Your goal: Lines holding the string "Homepage" are the ones to copy from this listing.

Given entries:
───

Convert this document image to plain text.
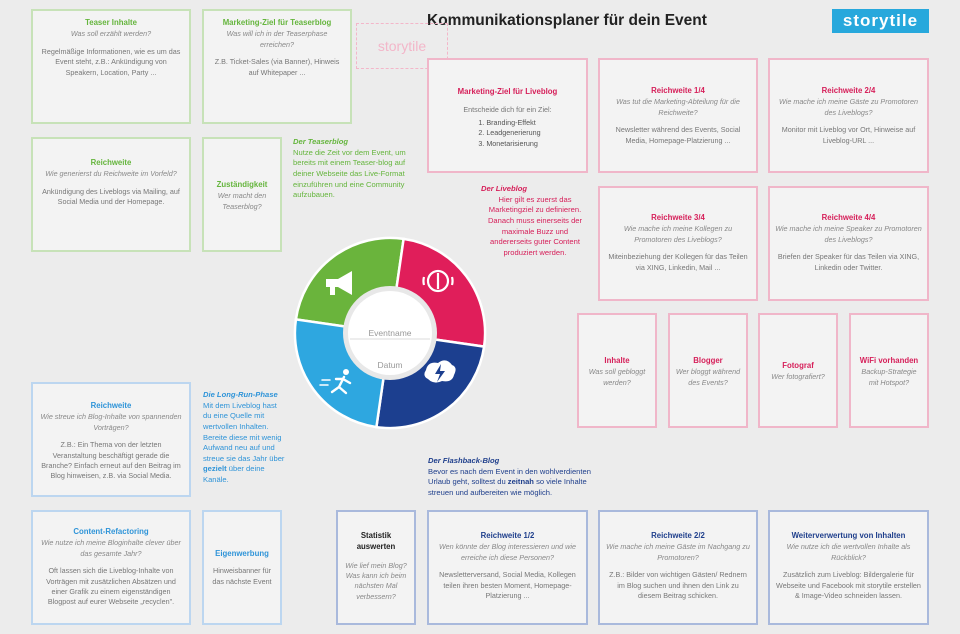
Kommunikationsplaner für dein Event	storytile
storytile
Teaser Inhalte
Was soll erzählt werden?
Regelmäßige Informationen, wie es um das Event steht, z.B.: Ankündigung von Speakern, Location, Party ...
Marketing-Ziel für Teaserblog
Was will ich in der Teaserphase erreichen?
Z.B. Ticket-Sales (via Banner), Hinweis auf Whitepaper ...
Reichweite
Wie generierst du Reichweite im Vorfeld?
Ankündigung des Liveblogs via Mailing, auf Social Media und der Homepage.
Zuständigkeit
Wer macht den Teaserblog?
Der Teaserblog
Nutze die Zeit vor dem Event, um bereits mit einem Teaser-blog auf deiner Webseite das Live-Format einzuführen und eine Community aufzubauen.
Marketing-Ziel für Liveblog
Entscheide dich für ein Ziel:
1. Branding-Effekt
2. Leadgenerierung
3. Monetarisierung
Reichweite 1/4
Was tut die Marketing-Abteilung für die Reichweite?
Newsletter während des Events, Social Media, Homepage-Platzierung ...
Reichweite 2/4
Wie mache ich meine Gäste zu Promotoren des Liveblogs?
Monitor mit Liveblog vor Ort, Hinweise auf Liveblog-URL ...
Reichweite 3/4
Wie mache ich meine Kollegen zu Promotoren des Liveblogs?
Miteinbeziehung der Kollegen für das Teilen via XING, Linkedin, Mail ...
Reichweite 4/4
Wie mache ich meine Speaker zu Promotoren des Liveblogs?
Briefen der Speaker für das Teilen via XING, Linkedin oder Twitter.
Inhalte
Was soll gebloggt werden?
Blogger
Wer bloggt während des Events?
Fotograf
Wer fotografiert?
WiFi vorhanden
Backup-Strategie mit Hotspot?
Der Liveblog
Hier gilt es zuerst das Marketingziel zu definieren. Danach muss einerseits der maximale Buzz und andererseits guter Content produziert werden.
Eventname
Datum
Reichweite
Wie streue ich Blog-Inhalte von spannenden Vorträgen?
Z.B.: Ein Thema von der letzten Veranstaltung beschäftigt gerade die Branche? Einfach erneut auf den Beitrag im Blog hinweisen, z.B. via Social Media.
Die Long-Run-Phase
Mit dem Liveblog hast du eine Quelle mit wertvollen Inhalten. Bereite diese mit wenig Aufwand neu auf und streue sie das Jahr über gezielt über deine Kanäle.
Content-Refactoring
Wie nutze ich meine Bloginhalte clever über das gesamte Jahr?
Oft lassen sich die Liveblog-Inhalte von Vorträgen mit zusätzlichen Absätzen und einer Grafik zu einem eigenständigen Blogpost auf eurer Webseite „recyclen".
Eigenwerbung
Hinweisbanner für das nächste Event
Der Flashback-Blog
Bevor es nach dem Event in den wohlverdienten Urlaub geht, solltest du zeitnah so viele Inhalte streuen und aufbereiten wie möglich.
Statistik auswerten
Wie lief mein Blog? Was kann ich beim nächsten Mal verbessern?
Reichweite 1/2
Wen könnte der Blog interessieren und wie erreiche ich diese Personen?
Newsletterversand, Social Media, Kollegen teilen ihren besten Moment, Homepage-Platzierung ...
Reichweite 2/2
Wie mache ich meine Gäste im Nachgang zu Promotoren?
Z.B.: Bilder von wichtigen Gästen/ Rednern im Blog suchen und ihnen den Link zu diesem Beitrag schicken.
Weiterverwertung von Inhalten
Wie nutze ich die wertvollen Inhalte als Rückblick?
Zusätzlich zum Liveblog: Bildergalerie für Webseite und Facebook mit storytile erstellen & Image-Video schneiden lassen.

───

Output of the exercise:
Ankündigung des Liveblogs via Mailing, auf Social Media und der Homepage.
Newsletter während des Events, Social Media, Homepage-Platzierung ...
Newsletterversand, Social Media, Kollegen teilen ihren besten Moment, Homepage-Platzierung ...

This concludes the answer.